**Extrait du document:**
Une domination financière

Plus scientifiquement, on a pu montrer qu’une douzaine de grandes banques contrôlent les marchés financiers et, à travers eux, l’économie planétaire (François Morin, L’hydre mondiale, l’oligopole bancaire, Lux, Montréal, 2015).

Cette domination s’est faite brutale et visible lorsqu’elle a consisté, pour le Fond monétaire international (FMI), à imposer des « plans d’ajustement structurel » aux pays en développement ou à bafouer, avec la Banque centrale européenne (BCE), la volonté du peuple grec exprimée par voie de référendum. Elle se manifeste tout autant dans les critères d’austérité budgétaire en vigueur dans la zone euro. Et, de façon plus diffuse mais tout aussi politique, dans les normes de rentabilité qui s’imposent aux gestions d’entreprises, petites et grandes, et jusque dans la gestion des services publics. Sa force est précisément d’imprégner profondément la vie sociale en inspirant, à chaque instant, une multitude de décisions en fonction d’un critère fondamental : la rentabilité (profit rapporté au capital initialement avancé pour l’obtenir).

Il y a là une spécificité du capitalisme : les rapports de domination économique et d’exploitation y sont des rapports d’argent. La subordination des travailleurs salariés à leur employeur capitaliste, instaurée par un contrat de travail, a pour contrepartie le versement d’une somme en argent, le salaire. De la même façon, le capital n’existe que s’il peut prendre la forme d’une accumulation d’argent. Jouir de la propriété des moyens de production, c’est avoir la faculté de décider à quoi sera consacré l’argent apporté par les actionnaires, emprunté auprès des banques et des marchés financiers ou mis en réserve à partir de profits précédemment accumulés.

C’est ce qui explique pourquoi le développement du capitalisme a nécessité celui d’un système monétaire et financier, dont l’objet est de faire fonctionner comme capital la monnaie qui circule dans la société. Les marchés financiers le font en offrant à un capital précédemment accumulé la possibilité d’être placé en titres de propriété (actions ou autres parts de sociétés) ou en titres de créances (obligations mais aussi tous les types d’instruments conçus par la créativité sans limite des juristes d’affaires). Les banques font plus. Leurs opérations de crédit créent ex nihilo l’argent qui circule dans l’économie. Cet argent peut constituer l’avance des fonds nécessaires au lancement d’un processus de production. Il peut aussi servir à tout autre chose, par exemple à des placements financiers.

« Le capital n’existe que s’il peut prendre la forme d’une accumulation d’argent. »

C’est pourquoi les banques occupent une position stratégique dans le maintien de la domination du capital. Le « pouvoir de dire oui » à une demande de crédit, et surtout le pouvoir de décider à qui on dit oui et à qui on dit non, est un pouvoir politique.

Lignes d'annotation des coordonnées
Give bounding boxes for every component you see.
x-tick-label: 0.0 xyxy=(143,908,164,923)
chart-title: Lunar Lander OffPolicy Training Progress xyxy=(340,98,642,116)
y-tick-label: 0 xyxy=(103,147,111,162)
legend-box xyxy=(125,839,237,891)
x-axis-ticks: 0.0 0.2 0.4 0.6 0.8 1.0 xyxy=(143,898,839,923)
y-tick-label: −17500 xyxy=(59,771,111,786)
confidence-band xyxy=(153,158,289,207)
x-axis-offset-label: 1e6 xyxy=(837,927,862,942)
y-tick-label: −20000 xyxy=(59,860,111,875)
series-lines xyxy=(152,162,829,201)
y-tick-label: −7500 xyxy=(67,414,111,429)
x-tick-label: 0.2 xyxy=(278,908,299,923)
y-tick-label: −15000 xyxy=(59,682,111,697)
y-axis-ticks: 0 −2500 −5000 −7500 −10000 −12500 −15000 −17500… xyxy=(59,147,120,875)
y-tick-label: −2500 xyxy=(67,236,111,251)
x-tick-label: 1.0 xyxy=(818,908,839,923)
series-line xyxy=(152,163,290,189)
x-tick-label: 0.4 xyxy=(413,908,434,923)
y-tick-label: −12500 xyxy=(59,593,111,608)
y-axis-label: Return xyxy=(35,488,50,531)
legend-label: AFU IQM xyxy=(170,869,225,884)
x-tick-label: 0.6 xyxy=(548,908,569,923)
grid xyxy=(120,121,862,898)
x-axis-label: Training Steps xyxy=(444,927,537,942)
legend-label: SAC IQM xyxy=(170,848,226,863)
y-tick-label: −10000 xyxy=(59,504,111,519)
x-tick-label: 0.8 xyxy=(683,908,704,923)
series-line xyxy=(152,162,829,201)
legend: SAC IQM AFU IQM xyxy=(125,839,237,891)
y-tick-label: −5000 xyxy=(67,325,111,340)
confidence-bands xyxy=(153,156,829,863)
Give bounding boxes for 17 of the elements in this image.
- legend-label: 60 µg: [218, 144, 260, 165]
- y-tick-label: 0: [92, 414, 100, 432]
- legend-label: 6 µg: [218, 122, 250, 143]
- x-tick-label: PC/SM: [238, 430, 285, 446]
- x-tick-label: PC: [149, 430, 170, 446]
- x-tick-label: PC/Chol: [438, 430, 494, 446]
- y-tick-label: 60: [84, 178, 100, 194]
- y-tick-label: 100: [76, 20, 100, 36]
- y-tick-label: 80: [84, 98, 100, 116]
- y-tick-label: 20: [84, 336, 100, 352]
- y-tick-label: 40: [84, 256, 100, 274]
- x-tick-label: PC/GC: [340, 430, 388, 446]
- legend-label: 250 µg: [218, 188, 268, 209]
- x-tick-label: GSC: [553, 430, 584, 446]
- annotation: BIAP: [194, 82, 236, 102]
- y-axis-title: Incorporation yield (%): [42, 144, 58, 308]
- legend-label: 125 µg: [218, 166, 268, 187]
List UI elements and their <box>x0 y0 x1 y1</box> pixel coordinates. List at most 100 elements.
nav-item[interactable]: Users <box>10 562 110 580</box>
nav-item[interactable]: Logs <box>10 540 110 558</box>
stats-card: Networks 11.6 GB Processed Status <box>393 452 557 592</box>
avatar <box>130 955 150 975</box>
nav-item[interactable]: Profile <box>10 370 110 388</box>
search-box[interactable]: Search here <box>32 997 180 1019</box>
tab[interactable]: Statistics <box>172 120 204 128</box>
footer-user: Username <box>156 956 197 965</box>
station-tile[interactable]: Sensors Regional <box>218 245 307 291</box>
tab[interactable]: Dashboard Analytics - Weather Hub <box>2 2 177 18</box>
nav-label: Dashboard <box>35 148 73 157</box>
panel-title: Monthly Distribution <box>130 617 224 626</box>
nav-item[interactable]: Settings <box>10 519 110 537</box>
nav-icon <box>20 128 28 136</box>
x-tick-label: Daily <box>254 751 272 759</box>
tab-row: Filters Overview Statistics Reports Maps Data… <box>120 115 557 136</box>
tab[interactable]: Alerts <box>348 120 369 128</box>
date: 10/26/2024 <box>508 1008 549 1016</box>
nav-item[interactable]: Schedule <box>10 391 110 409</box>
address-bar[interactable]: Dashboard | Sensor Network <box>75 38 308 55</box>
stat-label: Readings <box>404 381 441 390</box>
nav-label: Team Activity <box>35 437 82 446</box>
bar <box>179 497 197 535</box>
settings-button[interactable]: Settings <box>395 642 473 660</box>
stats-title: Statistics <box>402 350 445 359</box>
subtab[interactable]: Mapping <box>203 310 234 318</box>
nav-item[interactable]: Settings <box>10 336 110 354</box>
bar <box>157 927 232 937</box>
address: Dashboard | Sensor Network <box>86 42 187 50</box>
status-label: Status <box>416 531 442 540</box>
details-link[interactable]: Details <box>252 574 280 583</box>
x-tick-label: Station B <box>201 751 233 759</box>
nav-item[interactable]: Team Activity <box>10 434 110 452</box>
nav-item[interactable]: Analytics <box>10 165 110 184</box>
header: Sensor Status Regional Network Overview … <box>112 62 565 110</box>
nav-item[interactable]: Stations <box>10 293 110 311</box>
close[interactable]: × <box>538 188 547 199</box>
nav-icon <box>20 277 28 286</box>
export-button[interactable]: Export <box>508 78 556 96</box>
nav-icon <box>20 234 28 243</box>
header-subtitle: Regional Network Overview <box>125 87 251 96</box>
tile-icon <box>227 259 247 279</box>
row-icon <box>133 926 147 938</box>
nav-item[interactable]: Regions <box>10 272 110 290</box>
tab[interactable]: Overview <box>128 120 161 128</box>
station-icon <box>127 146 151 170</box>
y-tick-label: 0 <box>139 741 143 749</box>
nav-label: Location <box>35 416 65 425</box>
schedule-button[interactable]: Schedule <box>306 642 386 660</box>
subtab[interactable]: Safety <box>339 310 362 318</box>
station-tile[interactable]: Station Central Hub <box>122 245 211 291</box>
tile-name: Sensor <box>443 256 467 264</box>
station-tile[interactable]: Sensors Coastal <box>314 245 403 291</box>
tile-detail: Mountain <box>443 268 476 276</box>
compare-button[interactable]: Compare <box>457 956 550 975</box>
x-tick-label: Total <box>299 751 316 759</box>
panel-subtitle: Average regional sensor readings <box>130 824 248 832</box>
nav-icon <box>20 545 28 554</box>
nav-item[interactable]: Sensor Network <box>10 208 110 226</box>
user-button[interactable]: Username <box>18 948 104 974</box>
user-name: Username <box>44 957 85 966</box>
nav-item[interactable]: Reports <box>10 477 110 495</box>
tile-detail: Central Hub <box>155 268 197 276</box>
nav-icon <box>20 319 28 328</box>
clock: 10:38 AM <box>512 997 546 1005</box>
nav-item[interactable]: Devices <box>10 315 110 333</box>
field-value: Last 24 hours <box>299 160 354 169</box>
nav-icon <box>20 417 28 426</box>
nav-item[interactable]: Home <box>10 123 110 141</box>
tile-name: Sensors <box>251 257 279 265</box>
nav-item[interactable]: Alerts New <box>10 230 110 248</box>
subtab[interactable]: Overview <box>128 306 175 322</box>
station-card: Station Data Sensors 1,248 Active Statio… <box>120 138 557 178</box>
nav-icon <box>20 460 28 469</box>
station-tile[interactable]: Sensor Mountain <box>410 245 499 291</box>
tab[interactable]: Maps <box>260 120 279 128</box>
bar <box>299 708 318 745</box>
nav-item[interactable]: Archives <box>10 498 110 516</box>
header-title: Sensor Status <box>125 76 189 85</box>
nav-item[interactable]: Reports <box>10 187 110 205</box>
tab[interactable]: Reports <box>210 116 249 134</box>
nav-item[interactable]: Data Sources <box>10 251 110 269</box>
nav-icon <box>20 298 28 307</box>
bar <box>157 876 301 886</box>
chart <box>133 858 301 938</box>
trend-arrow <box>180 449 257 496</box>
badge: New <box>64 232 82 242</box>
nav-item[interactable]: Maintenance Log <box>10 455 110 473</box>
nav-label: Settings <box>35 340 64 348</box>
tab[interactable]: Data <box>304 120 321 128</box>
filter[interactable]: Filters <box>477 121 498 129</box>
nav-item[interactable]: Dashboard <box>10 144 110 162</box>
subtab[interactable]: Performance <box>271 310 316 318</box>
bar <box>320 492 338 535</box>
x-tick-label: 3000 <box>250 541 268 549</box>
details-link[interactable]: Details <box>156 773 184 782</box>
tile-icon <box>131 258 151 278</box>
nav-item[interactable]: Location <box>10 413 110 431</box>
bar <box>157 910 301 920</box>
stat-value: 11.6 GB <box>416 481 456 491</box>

**Consigne:** D'après l'extrait sur la domination financière, quel critère fondamental inspire à chaque instant une multitude de décisions ? Les lignes n'ont aucun rôle dans ce travail.

**Réponse:** La rentabilité, c'est-à-dire le profit rapporté au capital initialement avancé pour l'obtenir.